■ **WHAT THE EXERCISE ASKS**
State how many lines of the records contain the string "JSON". Give the number alone.

═════ INFORMATION GIVEN

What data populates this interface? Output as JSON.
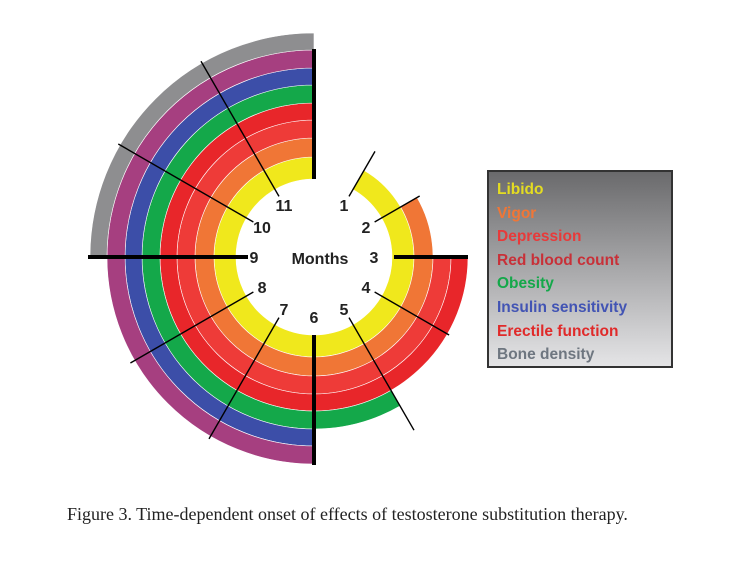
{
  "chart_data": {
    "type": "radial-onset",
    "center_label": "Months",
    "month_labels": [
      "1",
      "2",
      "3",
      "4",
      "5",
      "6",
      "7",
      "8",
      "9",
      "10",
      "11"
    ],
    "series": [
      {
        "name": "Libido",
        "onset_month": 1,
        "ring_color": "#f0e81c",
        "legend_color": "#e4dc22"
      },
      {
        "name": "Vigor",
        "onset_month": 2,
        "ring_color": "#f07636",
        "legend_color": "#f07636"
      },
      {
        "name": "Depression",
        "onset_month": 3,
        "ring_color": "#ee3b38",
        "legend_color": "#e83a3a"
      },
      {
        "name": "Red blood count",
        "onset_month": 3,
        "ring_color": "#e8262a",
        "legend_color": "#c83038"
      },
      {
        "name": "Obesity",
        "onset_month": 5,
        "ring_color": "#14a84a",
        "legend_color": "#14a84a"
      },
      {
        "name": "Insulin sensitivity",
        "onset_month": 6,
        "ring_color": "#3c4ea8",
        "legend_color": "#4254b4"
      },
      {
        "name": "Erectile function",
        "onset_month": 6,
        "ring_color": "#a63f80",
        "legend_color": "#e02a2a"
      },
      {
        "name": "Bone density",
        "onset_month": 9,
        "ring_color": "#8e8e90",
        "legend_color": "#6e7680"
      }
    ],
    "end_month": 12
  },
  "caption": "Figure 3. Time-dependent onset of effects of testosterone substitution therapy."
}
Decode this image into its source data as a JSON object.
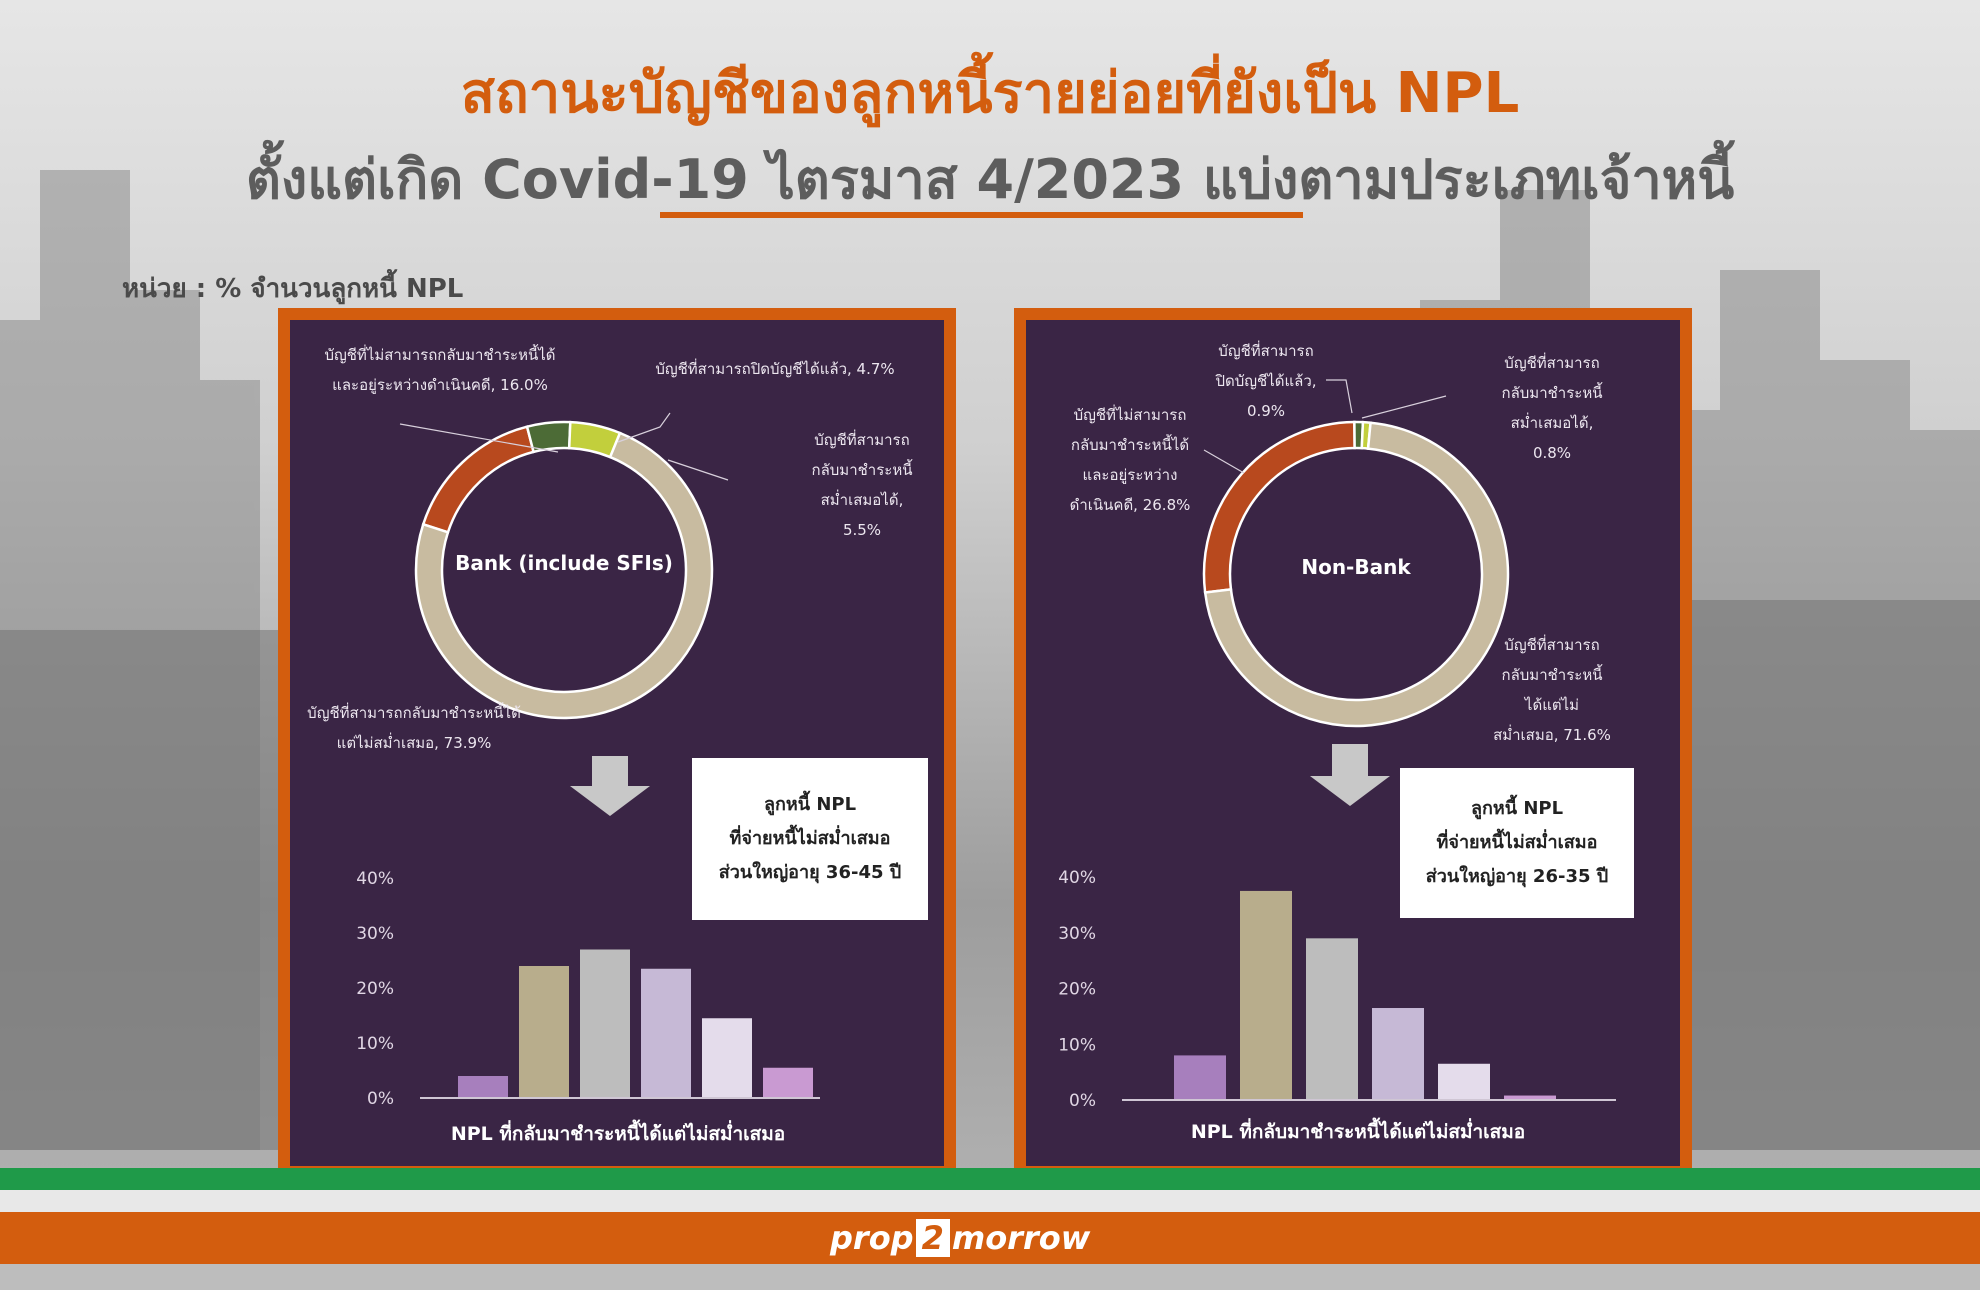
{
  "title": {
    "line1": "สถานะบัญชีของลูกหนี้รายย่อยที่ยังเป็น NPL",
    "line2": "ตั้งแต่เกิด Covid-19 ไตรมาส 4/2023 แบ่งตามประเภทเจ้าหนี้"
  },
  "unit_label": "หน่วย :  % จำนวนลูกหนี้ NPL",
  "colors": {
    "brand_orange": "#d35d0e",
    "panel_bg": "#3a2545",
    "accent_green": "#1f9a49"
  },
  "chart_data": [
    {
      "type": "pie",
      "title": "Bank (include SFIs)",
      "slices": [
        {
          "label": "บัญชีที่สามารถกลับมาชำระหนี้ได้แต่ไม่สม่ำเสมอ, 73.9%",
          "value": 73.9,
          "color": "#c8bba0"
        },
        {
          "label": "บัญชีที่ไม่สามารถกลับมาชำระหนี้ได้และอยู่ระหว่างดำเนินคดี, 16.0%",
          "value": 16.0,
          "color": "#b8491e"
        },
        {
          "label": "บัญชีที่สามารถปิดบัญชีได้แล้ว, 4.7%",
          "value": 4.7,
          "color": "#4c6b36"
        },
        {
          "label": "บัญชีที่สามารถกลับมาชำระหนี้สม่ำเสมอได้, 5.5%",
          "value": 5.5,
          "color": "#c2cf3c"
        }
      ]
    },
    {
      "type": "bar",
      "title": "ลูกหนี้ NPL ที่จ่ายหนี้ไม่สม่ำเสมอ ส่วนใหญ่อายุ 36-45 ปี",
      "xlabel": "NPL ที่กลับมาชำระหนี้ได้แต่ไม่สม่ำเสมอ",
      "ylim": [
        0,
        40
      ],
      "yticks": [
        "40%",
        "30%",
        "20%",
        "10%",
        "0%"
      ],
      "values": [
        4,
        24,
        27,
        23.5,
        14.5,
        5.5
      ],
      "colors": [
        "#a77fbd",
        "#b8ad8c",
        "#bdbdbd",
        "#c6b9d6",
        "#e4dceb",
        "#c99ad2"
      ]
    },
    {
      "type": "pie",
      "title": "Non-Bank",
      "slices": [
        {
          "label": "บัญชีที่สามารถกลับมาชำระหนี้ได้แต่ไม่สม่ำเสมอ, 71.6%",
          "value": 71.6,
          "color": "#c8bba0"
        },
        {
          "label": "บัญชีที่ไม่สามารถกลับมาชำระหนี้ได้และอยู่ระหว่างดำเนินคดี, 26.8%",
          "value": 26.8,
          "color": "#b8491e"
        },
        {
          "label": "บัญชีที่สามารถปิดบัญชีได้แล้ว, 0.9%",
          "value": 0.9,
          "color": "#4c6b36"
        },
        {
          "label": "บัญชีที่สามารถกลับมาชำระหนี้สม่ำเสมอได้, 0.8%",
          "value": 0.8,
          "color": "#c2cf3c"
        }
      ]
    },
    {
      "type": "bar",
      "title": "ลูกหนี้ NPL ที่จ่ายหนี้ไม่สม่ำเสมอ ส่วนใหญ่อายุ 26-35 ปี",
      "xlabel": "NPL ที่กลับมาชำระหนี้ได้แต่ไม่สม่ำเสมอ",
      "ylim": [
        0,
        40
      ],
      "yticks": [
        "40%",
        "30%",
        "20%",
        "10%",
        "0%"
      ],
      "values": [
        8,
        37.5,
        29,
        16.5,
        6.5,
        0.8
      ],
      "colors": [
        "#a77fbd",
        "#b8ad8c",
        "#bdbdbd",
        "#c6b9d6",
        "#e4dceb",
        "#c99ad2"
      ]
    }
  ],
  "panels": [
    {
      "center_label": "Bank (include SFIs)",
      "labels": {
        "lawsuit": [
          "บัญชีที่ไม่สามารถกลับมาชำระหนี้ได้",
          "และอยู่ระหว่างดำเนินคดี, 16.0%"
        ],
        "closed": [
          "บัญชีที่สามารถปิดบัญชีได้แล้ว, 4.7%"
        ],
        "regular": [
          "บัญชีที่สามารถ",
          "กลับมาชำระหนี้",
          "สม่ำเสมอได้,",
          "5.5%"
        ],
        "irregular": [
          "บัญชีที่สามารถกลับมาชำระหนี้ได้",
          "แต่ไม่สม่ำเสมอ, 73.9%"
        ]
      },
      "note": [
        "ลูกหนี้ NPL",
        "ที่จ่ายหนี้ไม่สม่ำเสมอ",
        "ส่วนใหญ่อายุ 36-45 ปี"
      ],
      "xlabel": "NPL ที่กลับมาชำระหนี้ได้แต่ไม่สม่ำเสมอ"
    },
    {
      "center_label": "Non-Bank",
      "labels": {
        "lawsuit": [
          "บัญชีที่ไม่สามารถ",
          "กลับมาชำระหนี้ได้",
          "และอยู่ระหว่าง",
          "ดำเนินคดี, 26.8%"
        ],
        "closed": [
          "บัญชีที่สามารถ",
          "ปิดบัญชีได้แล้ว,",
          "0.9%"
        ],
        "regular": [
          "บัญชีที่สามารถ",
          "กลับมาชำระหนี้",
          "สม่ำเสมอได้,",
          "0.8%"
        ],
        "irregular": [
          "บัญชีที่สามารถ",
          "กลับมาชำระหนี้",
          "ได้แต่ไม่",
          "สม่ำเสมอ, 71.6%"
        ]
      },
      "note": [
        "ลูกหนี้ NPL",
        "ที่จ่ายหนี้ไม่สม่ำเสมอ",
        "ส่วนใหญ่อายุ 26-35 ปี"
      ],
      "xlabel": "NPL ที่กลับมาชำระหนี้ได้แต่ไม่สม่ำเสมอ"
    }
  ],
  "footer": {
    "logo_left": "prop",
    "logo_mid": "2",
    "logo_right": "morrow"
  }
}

══════════

■ **REPLY TO THE TASK**
2